Set exercise —
Find the lines with "helmet" in them and copy them out.

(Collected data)
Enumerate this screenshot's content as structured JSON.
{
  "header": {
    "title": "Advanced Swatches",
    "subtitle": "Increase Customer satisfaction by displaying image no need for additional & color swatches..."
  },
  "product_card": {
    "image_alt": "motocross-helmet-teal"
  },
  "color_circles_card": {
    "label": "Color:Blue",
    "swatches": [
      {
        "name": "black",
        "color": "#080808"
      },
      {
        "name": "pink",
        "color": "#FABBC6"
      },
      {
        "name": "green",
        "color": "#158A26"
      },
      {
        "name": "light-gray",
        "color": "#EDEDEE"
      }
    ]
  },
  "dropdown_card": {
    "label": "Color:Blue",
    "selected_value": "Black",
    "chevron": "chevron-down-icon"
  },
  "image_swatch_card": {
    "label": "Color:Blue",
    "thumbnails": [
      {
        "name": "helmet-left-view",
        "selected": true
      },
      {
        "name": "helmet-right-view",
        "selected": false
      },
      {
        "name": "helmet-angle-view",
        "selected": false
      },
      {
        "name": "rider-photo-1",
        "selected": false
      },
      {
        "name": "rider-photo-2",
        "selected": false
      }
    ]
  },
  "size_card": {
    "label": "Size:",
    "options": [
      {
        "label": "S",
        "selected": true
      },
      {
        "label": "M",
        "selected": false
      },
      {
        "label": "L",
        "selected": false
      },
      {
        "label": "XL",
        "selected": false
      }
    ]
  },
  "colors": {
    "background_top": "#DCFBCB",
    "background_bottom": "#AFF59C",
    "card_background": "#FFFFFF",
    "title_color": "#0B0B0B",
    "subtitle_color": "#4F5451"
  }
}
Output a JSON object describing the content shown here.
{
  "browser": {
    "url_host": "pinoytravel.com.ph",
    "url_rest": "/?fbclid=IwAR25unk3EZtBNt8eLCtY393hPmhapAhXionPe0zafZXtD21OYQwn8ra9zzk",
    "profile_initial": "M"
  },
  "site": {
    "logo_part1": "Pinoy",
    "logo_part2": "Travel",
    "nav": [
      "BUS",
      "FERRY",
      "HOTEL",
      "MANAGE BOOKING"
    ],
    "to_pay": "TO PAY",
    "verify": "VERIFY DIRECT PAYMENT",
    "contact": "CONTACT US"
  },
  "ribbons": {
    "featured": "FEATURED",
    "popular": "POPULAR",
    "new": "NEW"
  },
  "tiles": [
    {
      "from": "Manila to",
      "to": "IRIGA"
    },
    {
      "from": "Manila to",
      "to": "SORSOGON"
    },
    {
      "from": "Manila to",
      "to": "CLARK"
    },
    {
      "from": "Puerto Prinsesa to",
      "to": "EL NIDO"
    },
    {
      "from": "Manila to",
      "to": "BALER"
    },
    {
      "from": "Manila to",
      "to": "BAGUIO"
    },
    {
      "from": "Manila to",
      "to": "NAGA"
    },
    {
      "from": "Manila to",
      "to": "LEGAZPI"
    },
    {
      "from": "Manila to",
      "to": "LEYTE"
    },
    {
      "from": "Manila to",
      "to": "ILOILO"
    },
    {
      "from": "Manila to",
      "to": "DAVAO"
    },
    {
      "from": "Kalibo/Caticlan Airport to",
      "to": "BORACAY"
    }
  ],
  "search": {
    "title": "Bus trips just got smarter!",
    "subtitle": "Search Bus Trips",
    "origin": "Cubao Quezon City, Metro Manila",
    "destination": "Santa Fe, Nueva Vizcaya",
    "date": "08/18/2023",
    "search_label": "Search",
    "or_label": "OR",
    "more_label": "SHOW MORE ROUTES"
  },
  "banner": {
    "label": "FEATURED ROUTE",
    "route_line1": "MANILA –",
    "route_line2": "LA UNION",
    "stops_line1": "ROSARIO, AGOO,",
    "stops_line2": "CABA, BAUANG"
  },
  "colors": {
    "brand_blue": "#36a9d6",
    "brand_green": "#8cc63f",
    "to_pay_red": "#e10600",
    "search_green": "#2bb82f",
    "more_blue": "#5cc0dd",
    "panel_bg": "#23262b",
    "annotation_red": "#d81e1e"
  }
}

Task result —
    "image_alt": "motocross-helmet-teal"
        "name": "helmet-left-view",
        "name": "helmet-right-view",
        "name": "helmet-angle-view",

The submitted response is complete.